-- EXTRACTED MATERIAL --
=-=-=-=-=

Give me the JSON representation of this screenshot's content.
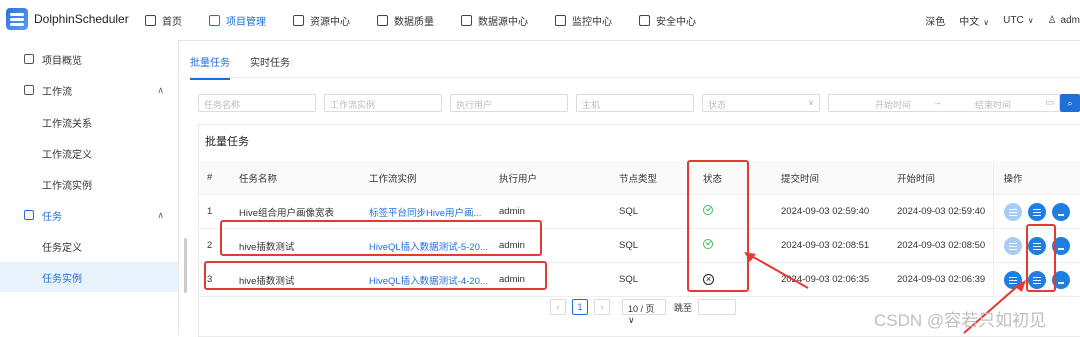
{
  "header": {
    "app_title": "DolphinScheduler",
    "nav": [
      {
        "label": "首页",
        "icon": "home-icon",
        "active": false
      },
      {
        "label": "项目管理",
        "icon": "project-icon",
        "active": true
      },
      {
        "label": "资源中心",
        "icon": "folder-icon",
        "active": false
      },
      {
        "label": "数据质量",
        "icon": "document-icon",
        "active": false
      },
      {
        "label": "数据源中心",
        "icon": "database-icon",
        "active": false
      },
      {
        "label": "监控中心",
        "icon": "monitor-icon",
        "active": false
      },
      {
        "label": "安全中心",
        "icon": "shield-icon",
        "active": false
      }
    ],
    "theme": "深色",
    "language": "中文",
    "timezone": "UTC",
    "user": "adm"
  },
  "sidebar": {
    "items": [
      {
        "label": "项目概览",
        "icon": "overview-icon"
      },
      {
        "label": "工作流",
        "icon": "workflow-icon"
      },
      {
        "label": "工作流关系"
      },
      {
        "label": "工作流定义"
      },
      {
        "label": "工作流实例"
      },
      {
        "label": "任务",
        "icon": "gear-icon"
      },
      {
        "label": "任务定义"
      },
      {
        "label": "任务实例"
      }
    ]
  },
  "tabs": [
    "批量任务",
    "实时任务"
  ],
  "filters": {
    "task_name": "任务名称",
    "workflow_instance": "工作流实例",
    "executor": "执行用户",
    "host": "主机",
    "state": "状态",
    "start_time": "开始时间",
    "end_time": "结束时间"
  },
  "card_title": "批量任务",
  "table": {
    "headers": [
      "#",
      "任务名称",
      "工作流实例",
      "执行用户",
      "节点类型",
      "状态",
      "提交时间",
      "开始时间",
      "操作"
    ],
    "rows": [
      {
        "num": "1",
        "name": "Hive组合用户画像宽表",
        "instance": "标签平台同步Hive用户画...",
        "user": "admin",
        "type": "SQL",
        "state": "success",
        "submit": "2024-09-03 02:59:40",
        "start": "2024-09-03 02:59:40"
      },
      {
        "num": "2",
        "name": "hive插数测试",
        "instance": "HiveQL插入数据测试-5-20...",
        "user": "admin",
        "type": "SQL",
        "state": "success",
        "submit": "2024-09-03 02:08:51",
        "start": "2024-09-03 02:08:50"
      },
      {
        "num": "3",
        "name": "hive插数测试",
        "instance": "HiveQL插入数据测试-4-20...",
        "user": "admin",
        "type": "SQL",
        "state": "failed",
        "submit": "2024-09-03 02:06:35",
        "start": "2024-09-03 02:06:39"
      }
    ]
  },
  "pagination": {
    "current": "1",
    "page_size": "10 / 页",
    "jump_label": "跳至"
  },
  "watermark": "CSDN @容若只如初见",
  "colors": {
    "accent": "#1e6fd9",
    "annotation": "#e53935",
    "success": "#3fbf5f"
  }
}
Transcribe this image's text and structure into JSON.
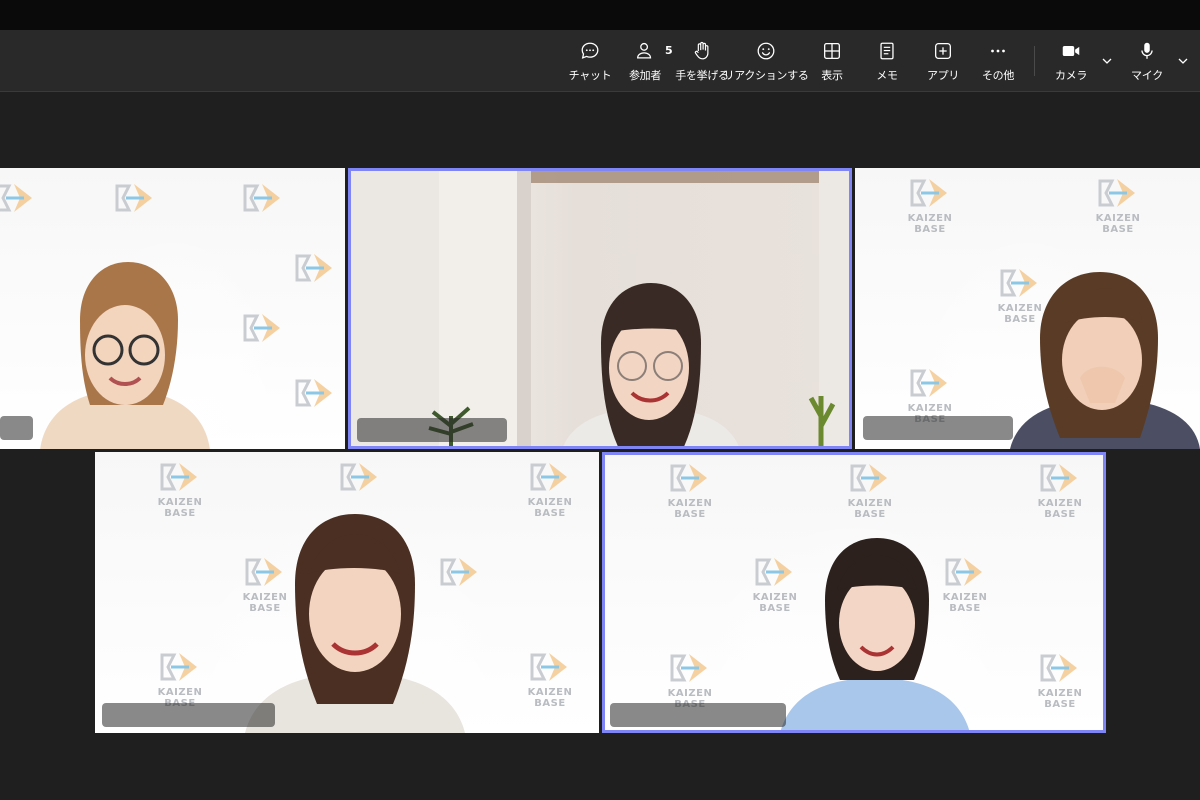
{
  "toolbar": {
    "chat": {
      "label": "チャット",
      "icon": "chat-icon"
    },
    "participants": {
      "label": "参加者",
      "count": "5",
      "icon": "person-icon"
    },
    "raise_hand": {
      "label": "手を挙げる",
      "icon": "hand-icon"
    },
    "reactions": {
      "label": "リアクションする",
      "icon": "smile-icon"
    },
    "view": {
      "label": "表示",
      "icon": "grid-icon"
    },
    "notes": {
      "label": "メモ",
      "icon": "notes-icon"
    },
    "apps": {
      "label": "アプリ",
      "icon": "plus-icon"
    },
    "more": {
      "label": "その他",
      "icon": "more-icon"
    },
    "camera": {
      "label": "カメラ",
      "icon": "camera-icon"
    },
    "mic": {
      "label": "マイク",
      "icon": "mic-icon"
    }
  },
  "watermark_text": "KAIZEN BASE",
  "colors": {
    "active_speaker_border": "#7f85f5",
    "toolbar_bg": "#292929",
    "stage_bg": "#1f1f1f",
    "watermark_orange": "#f3b36a",
    "watermark_blue": "#8cc7e6"
  },
  "tiles": [
    {
      "id": "participant-1",
      "active": false
    },
    {
      "id": "participant-2",
      "active": true
    },
    {
      "id": "participant-3",
      "active": false
    },
    {
      "id": "participant-4",
      "active": false
    },
    {
      "id": "participant-5",
      "active": true
    }
  ]
}
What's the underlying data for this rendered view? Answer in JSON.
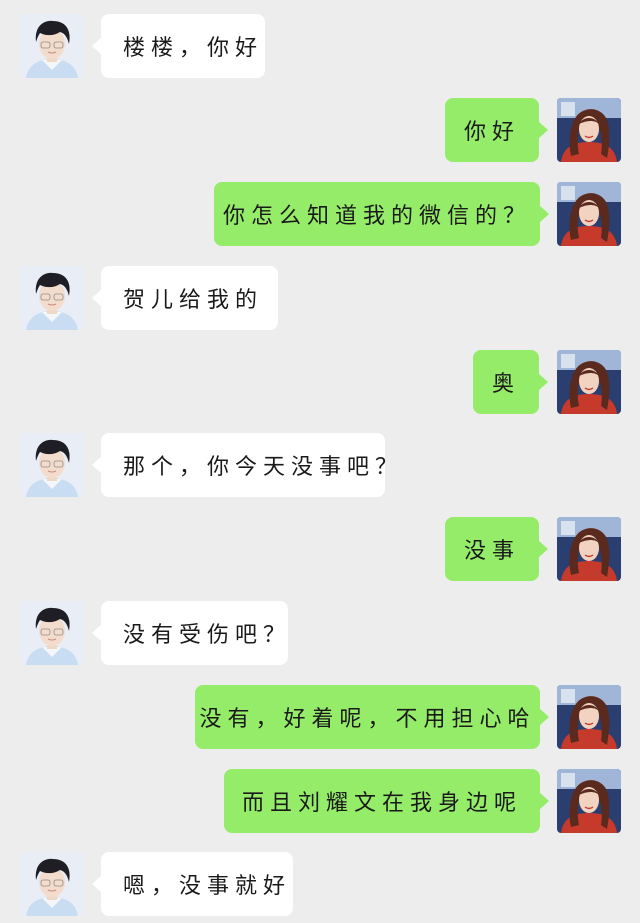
{
  "messages": [
    {
      "side": "in",
      "text": "楼楼，你好"
    },
    {
      "side": "out",
      "text": "你好"
    },
    {
      "side": "out",
      "text": "你怎么知道我的微信的？"
    },
    {
      "side": "in",
      "text": "贺儿给我的"
    },
    {
      "side": "out",
      "text": "奥"
    },
    {
      "side": "in",
      "text": "那个，你今天没事吧？"
    },
    {
      "side": "out",
      "text": "没事"
    },
    {
      "side": "in",
      "text": "没有受伤吧？"
    },
    {
      "side": "out",
      "text": "没有，好着呢，不用担心哈"
    },
    {
      "side": "out",
      "text": "而且刘耀文在我身边呢"
    },
    {
      "side": "in",
      "text": "嗯，没事就好"
    }
  ],
  "avatars": {
    "in": "male-contact-avatar",
    "out": "female-self-avatar"
  },
  "colors": {
    "background": "#ededed",
    "incoming_bubble": "#ffffff",
    "outgoing_bubble": "#95ec69"
  }
}
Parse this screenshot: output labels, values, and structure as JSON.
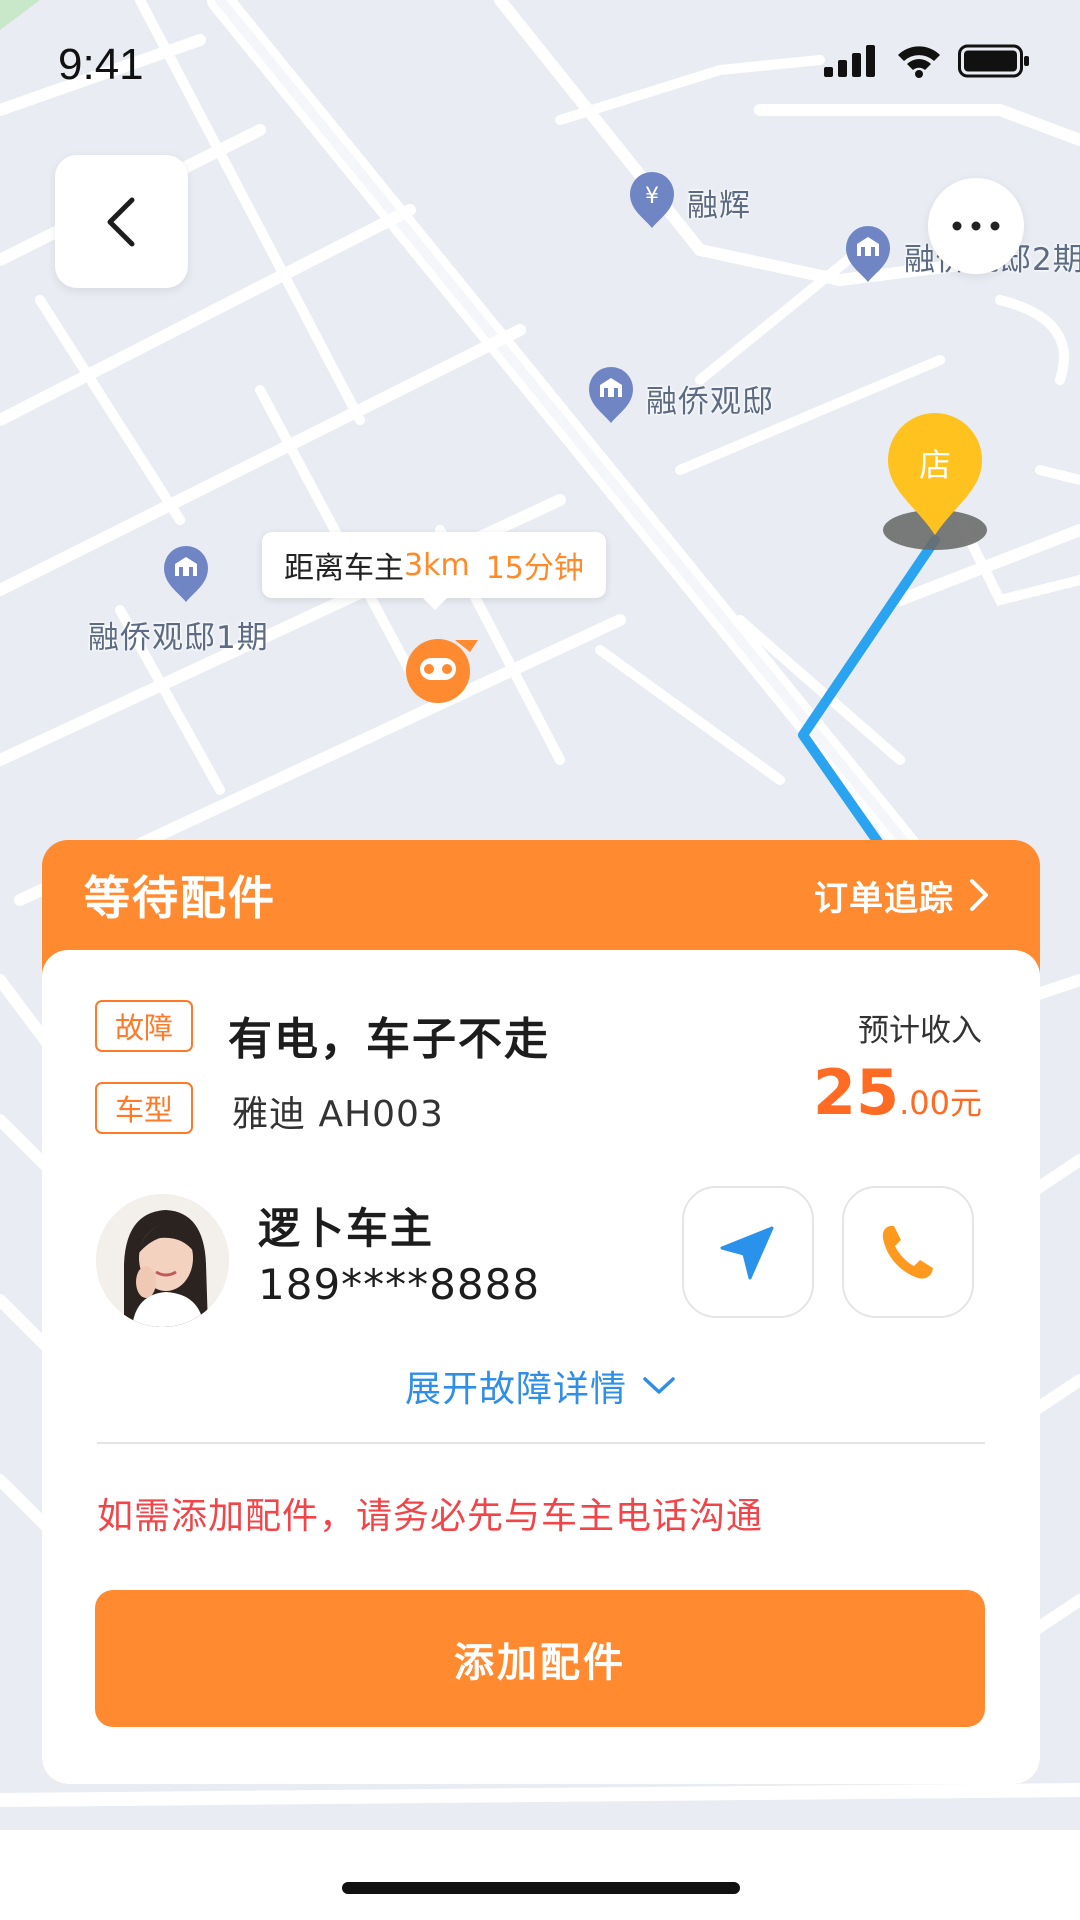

=-=-=-=-=

-- REQUIRED WORK --
Your task is to gather every line with the word "工作流实例" and copy it.

-- WRITTEN RESPONSE --
        "label": "工作流实例"
    "workflow_instance": "工作流实例",
      "工作流实例",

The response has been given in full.